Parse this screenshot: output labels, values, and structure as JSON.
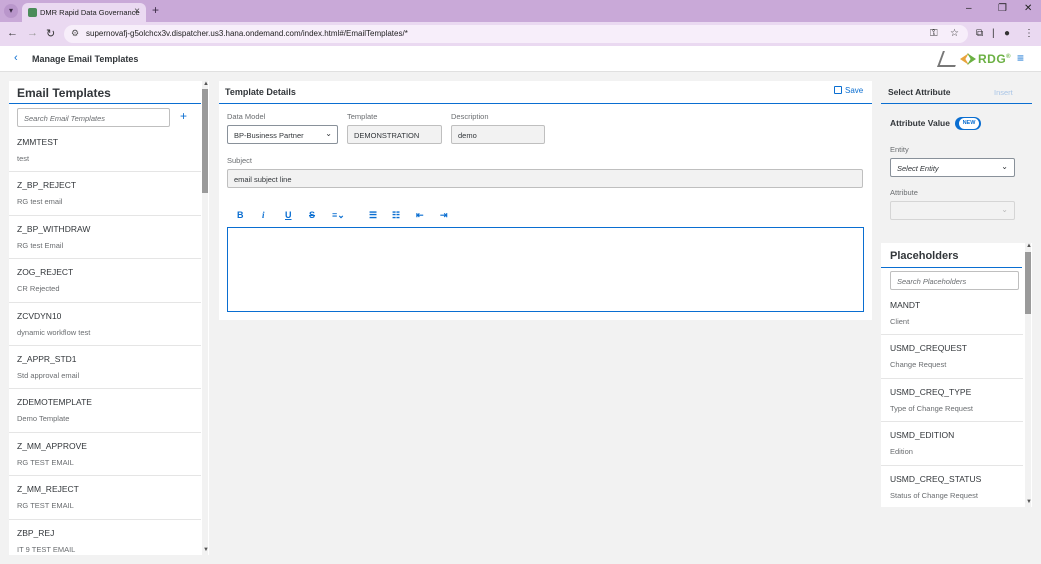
{
  "browser": {
    "tab_title": "DMR Rapid Data Governance",
    "url": "supernovafj-g5olchcx3v.dispatcher.us3.hana.ondemand.com/index.html#/EmailTemplates/*"
  },
  "header": {
    "page_title": "Manage Email Templates",
    "logo_text": "RDG",
    "logo_mark": "®"
  },
  "left_panel": {
    "title": "Email Templates",
    "search_placeholder": "Search Email Templates",
    "add_label": "+",
    "items": [
      {
        "name": "ZMMTEST",
        "desc": "test"
      },
      {
        "name": "Z_BP_REJECT",
        "desc": "RG test email"
      },
      {
        "name": "Z_BP_WITHDRAW",
        "desc": "RG test Email"
      },
      {
        "name": "ZOG_REJECT",
        "desc": "CR Rejected"
      },
      {
        "name": "ZCVDYN10",
        "desc": "dynamic workflow test"
      },
      {
        "name": "Z_APPR_STD1",
        "desc": "Std approval email"
      },
      {
        "name": "ZDEMOTEMPLATE",
        "desc": "Demo Template"
      },
      {
        "name": "Z_MM_APPROVE",
        "desc": "RG TEST EMAIL"
      },
      {
        "name": "Z_MM_REJECT",
        "desc": "RG TEST EMAIL"
      },
      {
        "name": "ZBP_REJ",
        "desc": "IT 9 TEST EMAIL"
      }
    ]
  },
  "details": {
    "title": "Template Details",
    "save_label": "Save",
    "data_model_label": "Data Model",
    "data_model_value": "BP-Business Partner",
    "template_label": "Template",
    "template_value": "DEMONSTRATION",
    "description_label": "Description",
    "description_value": "demo",
    "subject_label": "Subject",
    "subject_value": "email subject line",
    "toolbar": {
      "bold": "B",
      "italic": "i",
      "underline": "U",
      "strike": "S"
    }
  },
  "attributes": {
    "title": "Select Attribute",
    "insert_label": "Insert",
    "attribute_value_label": "Attribute Value",
    "toggle_label": "NEW",
    "entity_label": "Entity",
    "entity_placeholder": "Select Entity",
    "attribute_label": "Attribute"
  },
  "placeholders": {
    "title": "Placeholders",
    "search_placeholder": "Search Placeholders",
    "items": [
      {
        "name": "MANDT",
        "desc": "Client"
      },
      {
        "name": "USMD_CREQUEST",
        "desc": "Change Request"
      },
      {
        "name": "USMD_CREQ_TYPE",
        "desc": "Type of Change Request"
      },
      {
        "name": "USMD_EDITION",
        "desc": "Edition"
      },
      {
        "name": "USMD_CREQ_STATUS",
        "desc": "Status of Change Request"
      }
    ]
  },
  "colors": {
    "accent": "#0a6ed1",
    "chrome": "#c9a9d8",
    "background": "#f2f2f2"
  }
}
--------------------------------
Exercise requirements
Go over the data above and copy every line that has the word "Search" in it.

Correct answer
    "search_placeholder": "Search Email Templates",
    "search_placeholder": "Search Placeholders",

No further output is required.